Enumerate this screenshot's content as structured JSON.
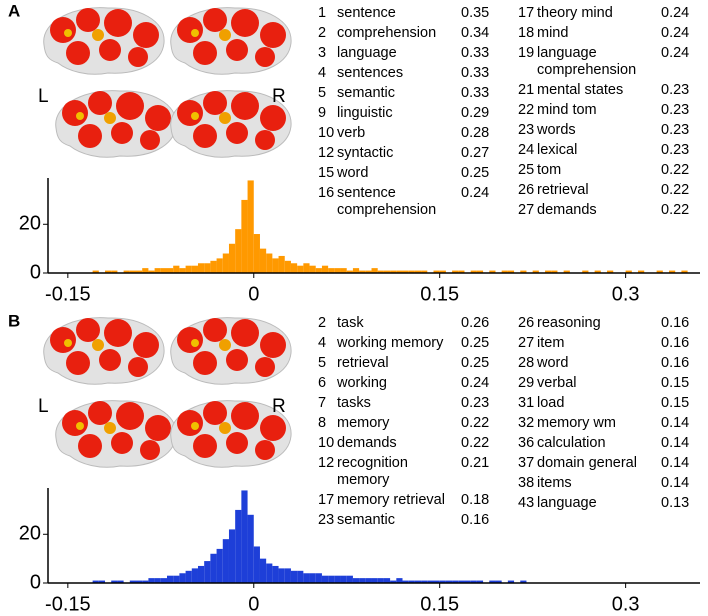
{
  "chart_data": [
    {
      "type": "histogram",
      "panel": "A",
      "left_label": "L",
      "right_label": "R",
      "color": "#ff9900",
      "bins": [
        -0.13,
        -0.125,
        -0.12,
        -0.115,
        -0.11,
        -0.105,
        -0.1,
        -0.095,
        -0.09,
        -0.085,
        -0.08,
        -0.075,
        -0.07,
        -0.065,
        -0.06,
        -0.055,
        -0.05,
        -0.045,
        -0.04,
        -0.035,
        -0.03,
        -0.025,
        -0.02,
        -0.015,
        -0.01,
        -0.005,
        0,
        0.005,
        0.01,
        0.015,
        0.02,
        0.025,
        0.03,
        0.035,
        0.04,
        0.045,
        0.05,
        0.055,
        0.06,
        0.065,
        0.07,
        0.075,
        0.08,
        0.085,
        0.09,
        0.095,
        0.1,
        0.105,
        0.11,
        0.115,
        0.12,
        0.125,
        0.13,
        0.135,
        0.14,
        0.145,
        0.15,
        0.155,
        0.16,
        0.165,
        0.17,
        0.175,
        0.18,
        0.185,
        0.19,
        0.195,
        0.2,
        0.205,
        0.21,
        0.215,
        0.22,
        0.225,
        0.23,
        0.235,
        0.24,
        0.245,
        0.25,
        0.255,
        0.26,
        0.265,
        0.27,
        0.275,
        0.28,
        0.285,
        0.29,
        0.295,
        0.3,
        0.305,
        0.31,
        0.315,
        0.32,
        0.325,
        0.33,
        0.335,
        0.34,
        0.345,
        0.35
      ],
      "counts": [
        1,
        0,
        1,
        1,
        0,
        1,
        1,
        1,
        2,
        1,
        2,
        2,
        2,
        3,
        2,
        3,
        3,
        4,
        4,
        5,
        6,
        8,
        12,
        18,
        30,
        38,
        16,
        10,
        8,
        6,
        7,
        5,
        4,
        3,
        4,
        3,
        2,
        3,
        2,
        2,
        2,
        1,
        2,
        1,
        1,
        2,
        1,
        1,
        1,
        1,
        1,
        1,
        1,
        1,
        0,
        1,
        1,
        0,
        1,
        1,
        0,
        1,
        1,
        0,
        1,
        0,
        1,
        1,
        0,
        1,
        0,
        1,
        0,
        1,
        1,
        0,
        1,
        0,
        0,
        1,
        0,
        1,
        0,
        1,
        0,
        0,
        1,
        0,
        1,
        0,
        0,
        1,
        0,
        1,
        0,
        1
      ],
      "xlim": [
        -0.166,
        0.36
      ],
      "ylim": [
        0,
        39
      ],
      "xticks": [
        -0.15,
        0,
        0.15,
        0.3
      ],
      "yticks": [
        0,
        20
      ],
      "terms": [
        {
          "rank": 1,
          "term": "sentence",
          "value": 0.35
        },
        {
          "rank": 2,
          "term": "comprehension",
          "value": 0.34
        },
        {
          "rank": 3,
          "term": "language",
          "value": 0.33
        },
        {
          "rank": 4,
          "term": "sentences",
          "value": 0.33
        },
        {
          "rank": 5,
          "term": "semantic",
          "value": 0.33
        },
        {
          "rank": 9,
          "term": "linguistic",
          "value": 0.29
        },
        {
          "rank": 10,
          "term": "verb",
          "value": 0.28
        },
        {
          "rank": 12,
          "term": "syntactic",
          "value": 0.27
        },
        {
          "rank": 15,
          "term": "word",
          "value": 0.25
        },
        {
          "rank": 16,
          "term": "sentence comprehension",
          "value": 0.24
        },
        {
          "rank": 17,
          "term": "theory mind",
          "value": 0.24
        },
        {
          "rank": 18,
          "term": "mind",
          "value": 0.24
        },
        {
          "rank": 19,
          "term": "language comprehension",
          "value": 0.24
        },
        {
          "rank": 21,
          "term": "mental states",
          "value": 0.23
        },
        {
          "rank": 22,
          "term": "mind tom",
          "value": 0.23
        },
        {
          "rank": 23,
          "term": "words",
          "value": 0.23
        },
        {
          "rank": 24,
          "term": "lexical",
          "value": 0.23
        },
        {
          "rank": 25,
          "term": "tom",
          "value": 0.22
        },
        {
          "rank": 26,
          "term": "retrieval",
          "value": 0.22
        },
        {
          "rank": 27,
          "term": "demands",
          "value": 0.22
        }
      ]
    },
    {
      "type": "histogram",
      "panel": "B",
      "left_label": "L",
      "right_label": "R",
      "color": "#1e3fd8",
      "bins": [
        -0.13,
        -0.125,
        -0.12,
        -0.115,
        -0.11,
        -0.105,
        -0.1,
        -0.095,
        -0.09,
        -0.085,
        -0.08,
        -0.075,
        -0.07,
        -0.065,
        -0.06,
        -0.055,
        -0.05,
        -0.045,
        -0.04,
        -0.035,
        -0.03,
        -0.025,
        -0.02,
        -0.015,
        -0.01,
        -0.005,
        0,
        0.005,
        0.01,
        0.015,
        0.02,
        0.025,
        0.03,
        0.035,
        0.04,
        0.045,
        0.05,
        0.055,
        0.06,
        0.065,
        0.07,
        0.075,
        0.08,
        0.085,
        0.09,
        0.095,
        0.1,
        0.105,
        0.11,
        0.115,
        0.12,
        0.125,
        0.13,
        0.135,
        0.14,
        0.145,
        0.15,
        0.155,
        0.16,
        0.165,
        0.17,
        0.175,
        0.18,
        0.185,
        0.19,
        0.195,
        0.2,
        0.205,
        0.21,
        0.215,
        0.22,
        0.225,
        0.23,
        0.235,
        0.24,
        0.245,
        0.25,
        0.255,
        0.26,
        0.265,
        0.27,
        0.275,
        0.28,
        0.285,
        0.29,
        0.295,
        0.3,
        0.305,
        0.31,
        0.315,
        0.32,
        0.325,
        0.33,
        0.335,
        0.34,
        0.345,
        0.35
      ],
      "counts": [
        1,
        1,
        0,
        1,
        1,
        0,
        1,
        1,
        1,
        2,
        2,
        2,
        3,
        3,
        4,
        5,
        6,
        7,
        9,
        12,
        14,
        18,
        22,
        30,
        38,
        28,
        15,
        10,
        8,
        7,
        6,
        6,
        5,
        5,
        4,
        4,
        4,
        3,
        3,
        3,
        3,
        3,
        2,
        2,
        2,
        2,
        2,
        2,
        1,
        2,
        1,
        1,
        1,
        1,
        1,
        1,
        1,
        1,
        1,
        1,
        1,
        1,
        1,
        0,
        1,
        1,
        0,
        1,
        0,
        1,
        0,
        0,
        0,
        0,
        0,
        0,
        0,
        0,
        0,
        0,
        0,
        0,
        0,
        0,
        0,
        0,
        0,
        0,
        0,
        0,
        0,
        0,
        0,
        0,
        0,
        0
      ],
      "xlim": [
        -0.166,
        0.36
      ],
      "ylim": [
        0,
        39
      ],
      "xticks": [
        -0.15,
        0,
        0.15,
        0.3
      ],
      "yticks": [
        0,
        20
      ],
      "terms": [
        {
          "rank": 2,
          "term": "task",
          "value": 0.26
        },
        {
          "rank": 4,
          "term": "working memory",
          "value": 0.25
        },
        {
          "rank": 5,
          "term": "retrieval",
          "value": 0.25
        },
        {
          "rank": 6,
          "term": "working",
          "value": 0.24
        },
        {
          "rank": 7,
          "term": "tasks",
          "value": 0.23
        },
        {
          "rank": 8,
          "term": "memory",
          "value": 0.22
        },
        {
          "rank": 10,
          "term": "demands",
          "value": 0.22
        },
        {
          "rank": 12,
          "term": "recognition memory",
          "value": 0.21
        },
        {
          "rank": 17,
          "term": "memory retrieval",
          "value": 0.18
        },
        {
          "rank": 23,
          "term": "semantic",
          "value": 0.16
        },
        {
          "rank": 26,
          "term": "reasoning",
          "value": 0.16
        },
        {
          "rank": 27,
          "term": "item",
          "value": 0.16
        },
        {
          "rank": 28,
          "term": "word",
          "value": 0.16
        },
        {
          "rank": 29,
          "term": "verbal",
          "value": 0.15
        },
        {
          "rank": 31,
          "term": "load",
          "value": 0.15
        },
        {
          "rank": 32,
          "term": "memory wm",
          "value": 0.14
        },
        {
          "rank": 36,
          "term": "calculation",
          "value": 0.14
        },
        {
          "rank": 37,
          "term": "domain general",
          "value": 0.14
        },
        {
          "rank": 38,
          "term": "items",
          "value": 0.14
        },
        {
          "rank": 43,
          "term": "language",
          "value": 0.13
        }
      ]
    }
  ]
}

AIM OF THE EXERCISE: Gather up the lines that contain the word "mind".

OUTPUT BELOW:
          "term": "theory mind",
          "term": "mind",
          "term": "mind tom",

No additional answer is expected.